## EXERCISE INSTRUCTIONS
Write out every row below word for word, with nothing left out or changed.

▬▬▬▬▬▬▬▬▬▬

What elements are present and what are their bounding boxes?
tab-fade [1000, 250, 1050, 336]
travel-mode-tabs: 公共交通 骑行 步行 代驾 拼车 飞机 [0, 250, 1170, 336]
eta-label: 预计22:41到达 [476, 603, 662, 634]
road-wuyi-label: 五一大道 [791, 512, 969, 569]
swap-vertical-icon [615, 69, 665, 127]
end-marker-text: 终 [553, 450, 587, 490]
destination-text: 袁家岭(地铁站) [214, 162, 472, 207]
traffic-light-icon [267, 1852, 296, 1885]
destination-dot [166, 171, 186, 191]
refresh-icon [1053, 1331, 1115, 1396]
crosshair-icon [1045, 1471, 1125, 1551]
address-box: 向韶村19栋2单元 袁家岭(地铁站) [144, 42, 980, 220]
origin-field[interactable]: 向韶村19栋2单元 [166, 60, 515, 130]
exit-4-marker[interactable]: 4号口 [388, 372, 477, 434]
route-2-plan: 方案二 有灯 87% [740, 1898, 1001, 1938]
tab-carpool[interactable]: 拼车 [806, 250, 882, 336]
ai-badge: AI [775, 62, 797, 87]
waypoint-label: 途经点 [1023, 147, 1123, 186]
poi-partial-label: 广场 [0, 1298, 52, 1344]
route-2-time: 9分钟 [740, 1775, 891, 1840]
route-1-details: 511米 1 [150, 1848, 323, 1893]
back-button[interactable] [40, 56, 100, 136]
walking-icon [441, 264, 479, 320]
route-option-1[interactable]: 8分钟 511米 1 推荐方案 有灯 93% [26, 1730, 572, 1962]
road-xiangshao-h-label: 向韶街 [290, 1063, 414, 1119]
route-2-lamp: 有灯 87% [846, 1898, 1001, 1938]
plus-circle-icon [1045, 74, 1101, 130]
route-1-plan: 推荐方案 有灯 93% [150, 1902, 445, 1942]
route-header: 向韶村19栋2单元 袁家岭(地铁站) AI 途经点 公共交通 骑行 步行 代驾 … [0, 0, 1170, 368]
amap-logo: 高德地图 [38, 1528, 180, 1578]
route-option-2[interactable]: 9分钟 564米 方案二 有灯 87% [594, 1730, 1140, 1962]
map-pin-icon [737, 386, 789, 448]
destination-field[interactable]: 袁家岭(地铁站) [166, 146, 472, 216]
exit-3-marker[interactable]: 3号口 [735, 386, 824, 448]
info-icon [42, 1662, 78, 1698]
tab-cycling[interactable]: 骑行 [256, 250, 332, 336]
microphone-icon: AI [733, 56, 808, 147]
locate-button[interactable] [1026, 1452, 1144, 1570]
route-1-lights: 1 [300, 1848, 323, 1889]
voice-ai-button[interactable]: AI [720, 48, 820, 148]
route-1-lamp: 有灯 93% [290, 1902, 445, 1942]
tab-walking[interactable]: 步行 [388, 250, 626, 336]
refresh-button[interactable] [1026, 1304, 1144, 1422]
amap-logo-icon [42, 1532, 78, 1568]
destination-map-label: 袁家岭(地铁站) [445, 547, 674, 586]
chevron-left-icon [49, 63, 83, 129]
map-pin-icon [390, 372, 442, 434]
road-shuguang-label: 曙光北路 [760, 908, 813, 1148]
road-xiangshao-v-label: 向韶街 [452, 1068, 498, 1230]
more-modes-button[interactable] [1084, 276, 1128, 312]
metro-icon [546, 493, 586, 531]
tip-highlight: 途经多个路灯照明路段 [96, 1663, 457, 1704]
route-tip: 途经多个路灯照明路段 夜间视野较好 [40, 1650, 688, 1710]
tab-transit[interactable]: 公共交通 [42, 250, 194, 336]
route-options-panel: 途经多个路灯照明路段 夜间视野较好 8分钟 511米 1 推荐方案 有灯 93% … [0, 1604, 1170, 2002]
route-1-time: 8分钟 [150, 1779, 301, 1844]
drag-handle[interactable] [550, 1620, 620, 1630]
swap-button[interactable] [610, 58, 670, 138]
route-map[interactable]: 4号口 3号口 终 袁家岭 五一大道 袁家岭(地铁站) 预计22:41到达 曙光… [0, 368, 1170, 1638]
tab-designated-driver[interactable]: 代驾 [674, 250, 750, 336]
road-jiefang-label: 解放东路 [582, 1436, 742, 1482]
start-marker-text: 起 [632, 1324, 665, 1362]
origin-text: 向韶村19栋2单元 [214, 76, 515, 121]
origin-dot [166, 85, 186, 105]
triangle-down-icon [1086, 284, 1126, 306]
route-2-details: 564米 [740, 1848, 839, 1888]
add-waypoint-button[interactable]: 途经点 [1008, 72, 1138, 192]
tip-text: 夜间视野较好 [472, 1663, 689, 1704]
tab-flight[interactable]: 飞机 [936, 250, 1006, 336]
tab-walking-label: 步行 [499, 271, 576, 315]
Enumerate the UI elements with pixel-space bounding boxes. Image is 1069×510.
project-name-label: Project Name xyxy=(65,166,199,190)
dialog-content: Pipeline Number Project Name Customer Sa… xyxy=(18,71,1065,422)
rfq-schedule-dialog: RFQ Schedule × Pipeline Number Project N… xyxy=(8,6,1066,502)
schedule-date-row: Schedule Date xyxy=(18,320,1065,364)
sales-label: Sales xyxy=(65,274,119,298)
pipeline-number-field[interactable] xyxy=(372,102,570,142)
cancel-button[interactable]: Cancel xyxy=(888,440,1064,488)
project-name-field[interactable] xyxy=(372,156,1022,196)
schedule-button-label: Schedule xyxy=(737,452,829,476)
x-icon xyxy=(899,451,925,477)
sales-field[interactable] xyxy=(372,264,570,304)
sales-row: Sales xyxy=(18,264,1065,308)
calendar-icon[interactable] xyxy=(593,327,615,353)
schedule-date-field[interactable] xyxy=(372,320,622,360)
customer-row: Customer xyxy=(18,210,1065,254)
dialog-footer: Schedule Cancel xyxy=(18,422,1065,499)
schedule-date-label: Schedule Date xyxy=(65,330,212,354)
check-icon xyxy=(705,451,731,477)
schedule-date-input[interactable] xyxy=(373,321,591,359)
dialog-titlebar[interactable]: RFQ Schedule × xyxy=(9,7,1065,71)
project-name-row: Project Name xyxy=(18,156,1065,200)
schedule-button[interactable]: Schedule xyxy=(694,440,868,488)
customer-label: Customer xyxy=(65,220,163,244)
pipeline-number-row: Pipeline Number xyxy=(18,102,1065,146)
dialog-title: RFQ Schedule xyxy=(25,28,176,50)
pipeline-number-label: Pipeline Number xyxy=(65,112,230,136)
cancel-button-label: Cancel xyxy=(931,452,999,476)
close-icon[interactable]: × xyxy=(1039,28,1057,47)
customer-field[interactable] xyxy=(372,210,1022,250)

▬▬▬▬▬▬▬▬▬▬

## RESPONSE TO THIS EXERCISE
What elements are present and what are their bounding boxes?
tab-fade [1000, 250, 1050, 336]
travel-mode-tabs: 公共交通 骑行 步行 代驾 拼车 飞机 [0, 250, 1170, 336]
eta-label: 预计22:41到达 [476, 603, 662, 634]
road-wuyi-label: 五一大道 [791, 512, 969, 569]
swap-vertical-icon [615, 69, 665, 127]
end-marker-text: 终 [553, 450, 587, 490]
destination-text: 袁家岭(地铁站) [214, 162, 472, 207]
traffic-light-icon [267, 1852, 296, 1885]
destination-dot [166, 171, 186, 191]
refresh-icon [1053, 1331, 1115, 1396]
crosshair-icon [1045, 1471, 1125, 1551]
address-box: 向韶村19栋2单元 袁家岭(地铁站) [144, 42, 980, 220]
origin-field[interactable]: 向韶村19栋2单元 [166, 60, 515, 130]
exit-4-marker[interactable]: 4号口 [388, 372, 477, 434]
route-2-plan: 方案二 有灯 87% [740, 1898, 1001, 1938]
tab-carpool[interactable]: 拼车 [806, 250, 882, 336]
ai-badge: AI [775, 62, 797, 87]
waypoint-label: 途经点 [1023, 147, 1123, 186]
poi-partial-label: 广场 [0, 1298, 52, 1344]
route-2-time: 9分钟 [740, 1775, 891, 1840]
route-1-details: 511米 1 [150, 1848, 323, 1893]
back-button[interactable] [40, 56, 100, 136]
walking-icon [441, 264, 479, 320]
route-option-1[interactable]: 8分钟 511米 1 推荐方案 有灯 93% [26, 1730, 572, 1962]
road-xiangshao-h-label: 向韶街 [290, 1063, 414, 1119]
route-2-lamp: 有灯 87% [846, 1898, 1001, 1938]
plus-circle-icon [1045, 74, 1101, 130]
route-1-plan: 推荐方案 有灯 93% [150, 1902, 445, 1942]
route-header: 向韶村19栋2单元 袁家岭(地铁站) AI 途经点 公共交通 骑行 步行 代驾 … [0, 0, 1170, 368]
amap-logo: 高德地图 [38, 1528, 180, 1578]
route-option-2[interactable]: 9分钟 564米 方案二 有灯 87% [594, 1730, 1140, 1962]
map-pin-icon [737, 386, 789, 448]
destination-field[interactable]: 袁家岭(地铁站) [166, 146, 472, 216]
exit-3-marker[interactable]: 3号口 [735, 386, 824, 448]
info-icon [42, 1662, 78, 1698]
tab-cycling[interactable]: 骑行 [256, 250, 332, 336]
microphone-icon: AI [733, 56, 808, 147]
locate-button[interactable] [1026, 1452, 1144, 1570]
route-1-lights: 1 [300, 1848, 323, 1889]
voice-ai-button[interactable]: AI [720, 48, 820, 148]
route-1-lamp: 有灯 93% [290, 1902, 445, 1942]
tab-walking[interactable]: 步行 [388, 250, 626, 336]
refresh-button[interactable] [1026, 1304, 1144, 1422]
amap-logo-icon [42, 1532, 78, 1568]
destination-map-label: 袁家岭(地铁站) [445, 547, 674, 586]
chevron-left-icon [49, 63, 83, 129]
map-pin-icon [390, 372, 442, 434]
road-shuguang-label: 曙光北路 [760, 908, 813, 1148]
road-xiangshao-v-label: 向韶街 [452, 1068, 498, 1230]
more-modes-button[interactable] [1084, 276, 1128, 312]
metro-icon [546, 493, 586, 531]
tip-highlight: 途经多个路灯照明路段 [96, 1663, 457, 1704]
route-tip: 途经多个路灯照明路段 夜间视野较好 [40, 1650, 688, 1710]
tab-transit[interactable]: 公共交通 [42, 250, 194, 336]
route-options-panel: 途经多个路灯照明路段 夜间视野较好 8分钟 511米 1 推荐方案 有灯 93% … [0, 1604, 1170, 2002]
route-1-time: 8分钟 [150, 1779, 301, 1844]
drag-handle[interactable] [550, 1620, 620, 1630]
swap-button[interactable] [610, 58, 670, 138]
route-map[interactable]: 4号口 3号口 终 袁家岭 五一大道 袁家岭(地铁站) 预计22:41到达 曙光… [0, 368, 1170, 1638]
tab-designated-driver[interactable]: 代驾 [674, 250, 750, 336]
road-jiefang-label: 解放东路 [582, 1436, 742, 1482]
start-marker-text: 起 [632, 1324, 665, 1362]
origin-text: 向韶村19栋2单元 [214, 76, 515, 121]
origin-dot [166, 85, 186, 105]
triangle-down-icon [1086, 284, 1126, 306]
route-2-details: 564米 [740, 1848, 839, 1888]
add-waypoint-button[interactable]: 途经点 [1008, 72, 1138, 192]
tip-text: 夜间视野较好 [472, 1663, 689, 1704]
tab-flight[interactable]: 飞机 [936, 250, 1006, 336]
tab-walking-label: 步行 [499, 271, 576, 315]
Enumerate the UI elements with pixel-space bounding boxes. Image is 1069×510.
project-name-label: Project Name xyxy=(65,166,199,190)
dialog-content: Pipeline Number Project Name Customer Sa… xyxy=(18,71,1065,422)
rfq-schedule-dialog: RFQ Schedule × Pipeline Number Project N… xyxy=(8,6,1066,502)
schedule-date-row: Schedule Date xyxy=(18,320,1065,364)
sales-label: Sales xyxy=(65,274,119,298)
pipeline-number-field[interactable] xyxy=(372,102,570,142)
cancel-button[interactable]: Cancel xyxy=(888,440,1064,488)
project-name-field[interactable] xyxy=(372,156,1022,196)
schedule-button-label: Schedule xyxy=(737,452,829,476)
x-icon xyxy=(899,451,925,477)
sales-field[interactable] xyxy=(372,264,570,304)
sales-row: Sales xyxy=(18,264,1065,308)
calendar-icon[interactable] xyxy=(593,327,615,353)
schedule-date-field[interactable] xyxy=(372,320,622,360)
customer-row: Customer xyxy=(18,210,1065,254)
dialog-footer: Schedule Cancel xyxy=(18,422,1065,499)
schedule-date-label: Schedule Date xyxy=(65,330,212,354)
check-icon xyxy=(705,451,731,477)
schedule-date-input[interactable] xyxy=(373,321,591,359)
dialog-titlebar[interactable]: RFQ Schedule × xyxy=(9,7,1065,71)
project-name-row: Project Name xyxy=(18,156,1065,200)
schedule-button[interactable]: Schedule xyxy=(694,440,868,488)
customer-label: Customer xyxy=(65,220,163,244)
pipeline-number-row: Pipeline Number xyxy=(18,102,1065,146)
dialog-title: RFQ Schedule xyxy=(25,28,176,50)
pipeline-number-label: Pipeline Number xyxy=(65,112,230,136)
cancel-button-label: Cancel xyxy=(931,452,999,476)
close-icon[interactable]: × xyxy=(1039,28,1057,47)
customer-field[interactable] xyxy=(372,210,1022,250)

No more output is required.